▶ **Your task**: Scan the material and copy every line in which "giấy" appears.

▶ **Information given**:
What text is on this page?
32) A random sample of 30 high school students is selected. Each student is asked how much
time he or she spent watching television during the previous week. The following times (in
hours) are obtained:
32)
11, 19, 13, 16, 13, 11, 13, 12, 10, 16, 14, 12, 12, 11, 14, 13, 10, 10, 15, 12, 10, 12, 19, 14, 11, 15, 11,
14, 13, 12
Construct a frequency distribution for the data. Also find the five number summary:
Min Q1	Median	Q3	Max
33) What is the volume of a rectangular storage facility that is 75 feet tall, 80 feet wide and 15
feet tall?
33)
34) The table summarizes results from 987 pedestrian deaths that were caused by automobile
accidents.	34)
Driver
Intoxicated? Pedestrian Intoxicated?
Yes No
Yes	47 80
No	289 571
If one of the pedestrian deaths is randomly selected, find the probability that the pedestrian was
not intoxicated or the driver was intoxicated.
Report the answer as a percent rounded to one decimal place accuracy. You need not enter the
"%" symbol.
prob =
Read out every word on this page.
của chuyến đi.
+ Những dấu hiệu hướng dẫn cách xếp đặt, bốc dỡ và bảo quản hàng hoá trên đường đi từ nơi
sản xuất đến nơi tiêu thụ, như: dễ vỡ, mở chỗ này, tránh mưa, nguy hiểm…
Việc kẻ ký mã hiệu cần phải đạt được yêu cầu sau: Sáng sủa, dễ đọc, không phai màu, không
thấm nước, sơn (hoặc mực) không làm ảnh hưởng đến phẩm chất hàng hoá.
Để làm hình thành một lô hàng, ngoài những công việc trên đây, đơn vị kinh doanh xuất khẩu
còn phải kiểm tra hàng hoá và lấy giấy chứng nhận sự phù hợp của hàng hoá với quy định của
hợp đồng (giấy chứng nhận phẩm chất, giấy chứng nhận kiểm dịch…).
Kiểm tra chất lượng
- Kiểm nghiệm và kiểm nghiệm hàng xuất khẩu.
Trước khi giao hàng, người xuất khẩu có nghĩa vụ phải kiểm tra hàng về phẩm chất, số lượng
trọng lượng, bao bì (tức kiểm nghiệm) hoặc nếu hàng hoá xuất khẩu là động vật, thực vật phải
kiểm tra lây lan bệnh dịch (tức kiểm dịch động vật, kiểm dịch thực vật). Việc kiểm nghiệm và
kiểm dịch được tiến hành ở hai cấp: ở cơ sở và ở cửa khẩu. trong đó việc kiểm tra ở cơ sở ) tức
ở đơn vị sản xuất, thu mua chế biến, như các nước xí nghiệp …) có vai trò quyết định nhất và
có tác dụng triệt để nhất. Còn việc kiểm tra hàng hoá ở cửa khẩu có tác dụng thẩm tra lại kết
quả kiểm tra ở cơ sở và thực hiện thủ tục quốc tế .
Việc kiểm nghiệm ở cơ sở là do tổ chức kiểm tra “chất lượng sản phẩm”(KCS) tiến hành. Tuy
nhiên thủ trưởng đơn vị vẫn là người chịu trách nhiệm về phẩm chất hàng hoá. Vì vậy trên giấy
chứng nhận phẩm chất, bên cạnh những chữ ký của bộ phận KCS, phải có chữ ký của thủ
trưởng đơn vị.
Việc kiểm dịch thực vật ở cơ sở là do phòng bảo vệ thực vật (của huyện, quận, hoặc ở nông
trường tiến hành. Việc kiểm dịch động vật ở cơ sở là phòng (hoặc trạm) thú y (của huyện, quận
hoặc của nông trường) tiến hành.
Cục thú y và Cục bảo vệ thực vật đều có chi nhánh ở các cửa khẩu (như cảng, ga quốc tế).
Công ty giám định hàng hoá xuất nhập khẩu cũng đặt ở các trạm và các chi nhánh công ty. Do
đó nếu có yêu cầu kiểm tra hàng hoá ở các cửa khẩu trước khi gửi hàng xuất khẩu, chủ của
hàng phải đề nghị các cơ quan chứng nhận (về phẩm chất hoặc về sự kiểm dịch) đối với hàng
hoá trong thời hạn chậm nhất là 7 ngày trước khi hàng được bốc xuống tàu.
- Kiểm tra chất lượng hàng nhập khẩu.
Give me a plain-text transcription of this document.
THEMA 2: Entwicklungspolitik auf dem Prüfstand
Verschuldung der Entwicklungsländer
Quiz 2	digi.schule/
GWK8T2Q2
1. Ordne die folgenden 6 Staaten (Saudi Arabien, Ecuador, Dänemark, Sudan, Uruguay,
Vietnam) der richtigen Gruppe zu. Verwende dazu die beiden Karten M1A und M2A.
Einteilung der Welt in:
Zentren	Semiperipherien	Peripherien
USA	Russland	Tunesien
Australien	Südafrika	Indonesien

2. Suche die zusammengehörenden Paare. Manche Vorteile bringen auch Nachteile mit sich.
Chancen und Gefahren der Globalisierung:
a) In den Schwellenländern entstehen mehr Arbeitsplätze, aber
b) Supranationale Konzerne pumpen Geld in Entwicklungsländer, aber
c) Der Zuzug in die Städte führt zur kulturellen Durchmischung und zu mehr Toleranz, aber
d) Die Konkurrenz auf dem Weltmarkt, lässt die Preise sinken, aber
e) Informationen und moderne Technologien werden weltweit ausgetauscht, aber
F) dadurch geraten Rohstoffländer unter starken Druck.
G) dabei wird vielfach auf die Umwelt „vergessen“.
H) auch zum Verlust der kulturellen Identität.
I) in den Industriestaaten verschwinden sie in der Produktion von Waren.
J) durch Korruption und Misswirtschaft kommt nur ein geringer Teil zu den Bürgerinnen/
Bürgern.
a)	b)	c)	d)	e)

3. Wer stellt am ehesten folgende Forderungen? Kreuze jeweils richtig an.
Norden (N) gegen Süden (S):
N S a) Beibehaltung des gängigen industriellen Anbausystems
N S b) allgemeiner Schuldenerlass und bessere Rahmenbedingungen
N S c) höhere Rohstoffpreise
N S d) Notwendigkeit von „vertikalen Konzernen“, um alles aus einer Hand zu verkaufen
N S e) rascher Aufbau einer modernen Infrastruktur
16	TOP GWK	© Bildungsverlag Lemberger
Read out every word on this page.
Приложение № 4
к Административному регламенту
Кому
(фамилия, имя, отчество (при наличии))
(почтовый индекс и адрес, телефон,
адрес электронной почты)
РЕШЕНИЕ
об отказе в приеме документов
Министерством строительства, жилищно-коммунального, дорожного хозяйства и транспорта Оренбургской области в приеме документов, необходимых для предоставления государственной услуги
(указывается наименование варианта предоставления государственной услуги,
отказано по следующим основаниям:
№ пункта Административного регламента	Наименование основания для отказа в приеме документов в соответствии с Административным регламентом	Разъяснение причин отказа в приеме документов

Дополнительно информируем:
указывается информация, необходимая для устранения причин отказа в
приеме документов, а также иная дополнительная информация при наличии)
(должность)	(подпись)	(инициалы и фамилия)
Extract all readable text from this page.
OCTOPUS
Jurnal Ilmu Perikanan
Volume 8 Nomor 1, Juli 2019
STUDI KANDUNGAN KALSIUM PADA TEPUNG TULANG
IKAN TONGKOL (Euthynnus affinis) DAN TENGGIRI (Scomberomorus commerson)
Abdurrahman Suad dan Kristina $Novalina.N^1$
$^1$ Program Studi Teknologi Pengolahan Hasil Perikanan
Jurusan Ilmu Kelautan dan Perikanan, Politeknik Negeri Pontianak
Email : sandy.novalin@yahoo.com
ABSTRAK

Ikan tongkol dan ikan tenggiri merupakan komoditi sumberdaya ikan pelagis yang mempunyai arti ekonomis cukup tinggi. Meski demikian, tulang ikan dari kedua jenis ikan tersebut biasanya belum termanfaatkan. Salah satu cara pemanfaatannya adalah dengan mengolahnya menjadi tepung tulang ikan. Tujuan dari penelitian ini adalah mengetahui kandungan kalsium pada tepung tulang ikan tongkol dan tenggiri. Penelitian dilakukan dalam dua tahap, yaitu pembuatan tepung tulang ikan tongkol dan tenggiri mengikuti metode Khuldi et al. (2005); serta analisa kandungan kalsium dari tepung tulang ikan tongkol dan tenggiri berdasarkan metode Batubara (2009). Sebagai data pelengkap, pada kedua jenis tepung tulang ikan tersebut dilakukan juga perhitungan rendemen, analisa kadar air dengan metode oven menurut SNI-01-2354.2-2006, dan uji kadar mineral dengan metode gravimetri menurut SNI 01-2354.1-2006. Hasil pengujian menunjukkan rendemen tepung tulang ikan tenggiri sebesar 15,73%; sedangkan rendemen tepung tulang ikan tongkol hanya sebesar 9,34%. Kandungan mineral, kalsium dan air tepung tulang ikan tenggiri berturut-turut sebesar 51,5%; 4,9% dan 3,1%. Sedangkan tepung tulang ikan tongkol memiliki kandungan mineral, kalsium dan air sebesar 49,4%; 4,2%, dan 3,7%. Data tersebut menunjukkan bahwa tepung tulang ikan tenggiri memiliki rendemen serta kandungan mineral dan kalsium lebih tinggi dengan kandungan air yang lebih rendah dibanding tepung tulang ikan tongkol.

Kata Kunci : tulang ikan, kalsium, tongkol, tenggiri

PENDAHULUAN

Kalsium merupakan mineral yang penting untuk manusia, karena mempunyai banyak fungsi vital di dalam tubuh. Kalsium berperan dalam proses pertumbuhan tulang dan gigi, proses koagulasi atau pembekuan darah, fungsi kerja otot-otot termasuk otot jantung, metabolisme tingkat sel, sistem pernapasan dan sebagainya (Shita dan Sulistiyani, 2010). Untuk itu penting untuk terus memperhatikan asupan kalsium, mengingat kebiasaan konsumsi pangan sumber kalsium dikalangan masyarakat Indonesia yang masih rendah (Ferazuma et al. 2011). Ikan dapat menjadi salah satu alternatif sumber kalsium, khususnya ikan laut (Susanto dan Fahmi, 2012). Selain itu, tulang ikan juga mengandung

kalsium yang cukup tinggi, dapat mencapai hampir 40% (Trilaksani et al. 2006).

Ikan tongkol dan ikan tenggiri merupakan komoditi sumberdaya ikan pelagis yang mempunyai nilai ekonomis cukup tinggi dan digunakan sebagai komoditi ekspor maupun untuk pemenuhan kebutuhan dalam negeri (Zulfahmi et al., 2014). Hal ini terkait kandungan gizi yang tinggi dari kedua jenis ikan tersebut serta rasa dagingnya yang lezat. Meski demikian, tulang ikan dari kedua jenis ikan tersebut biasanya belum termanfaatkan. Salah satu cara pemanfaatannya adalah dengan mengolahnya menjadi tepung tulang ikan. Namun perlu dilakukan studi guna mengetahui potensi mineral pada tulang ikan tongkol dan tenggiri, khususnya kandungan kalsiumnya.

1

▶ **Response to this exercise**:
còn phải kiểm tra hàng hoá và lấy giấy chứng nhận sự phù hợp của hàng hoá với quy định của
hợp đồng (giấy chứng nhận phẩm chất, giấy chứng nhận kiểm dịch…).
nhiên thủ trưởng đơn vị vẫn là người chịu trách nhiệm về phẩm chất hàng hoá. Vì vậy trên giấy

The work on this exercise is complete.